■ **Exercise**:
Check each line of the records for "Juga"; collect those that have it.

■ **Extracted material**:
— BEGIN —
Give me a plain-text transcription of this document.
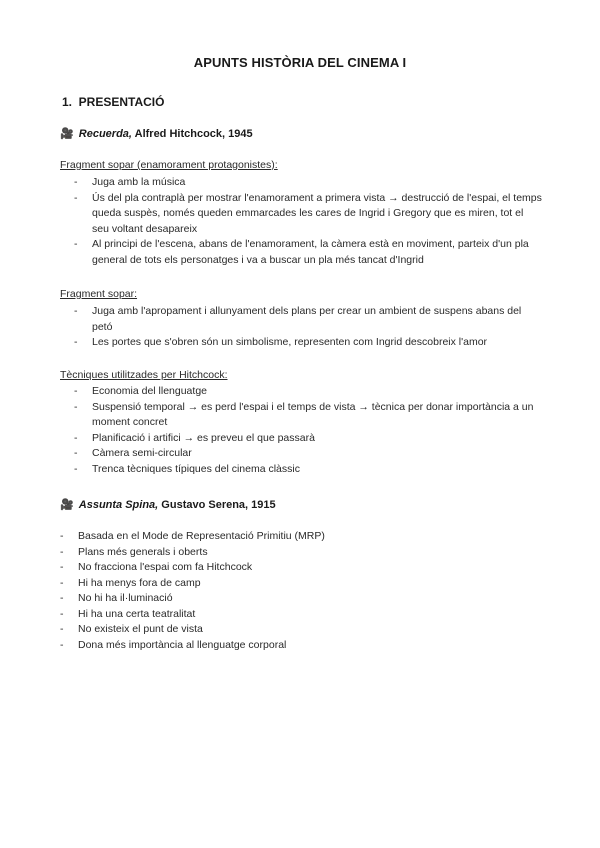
APUNTS HISTÒRIA DEL CINEMA I
1.  PRESENTACIÓ
🎥 Recuerda, Alfred Hitchcock, 1945
Fragment sopar (enamorament protagonistes):
- Juga amb la música
- Ús del pla contraplà per mostrar l'enamorament a primera vista → destrucció de l'espai, el temps queda suspès, només queden emmarcades les cares de Ingrid i Gregory que es miren, tot el seu voltant desapareix
- Al principi de l'escena, abans de l'enamorament, la càmera està en moviment, parteix d'un pla general de tots els personatges i va a buscar un pla més tancat d'Ingrid
Fragment sopar:
- Juga amb l'apropament i allunyament dels plans per crear un ambient de suspens abans del petó
- Les portes que s'obren són un simbolisme, representen com Ingrid descobreix l'amor
Tècniques utilitzades per Hitchcock:
- Economia del llenguatge
- Suspensió temporal → es perd l'espai i el temps de vista → tècnica per donar importància a un moment concret
- Planificació i artifici → es preveu el que passarà
- Càmera semi-circular
- Trenca tècniques típiques del cinema clàssic
🎥 Assunta Spina, Gustavo Serena, 1915
- Basada en el Mode de Representació Primitiu (MRP)
- Plans més generals i oberts
- No fracciona l'espai com fa Hitchcock
- Hi ha menys fora de camp
- No hi ha il·luminació
- Hi ha una certa teatralitat
- No existeix el punt de vista
- Dona més importància al llenguatge corporal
— END —
■ **Reply**:
- Juga amb la música
- Juga amb l'apropament i allunyament dels plans per crear un ambient de suspens abans del petó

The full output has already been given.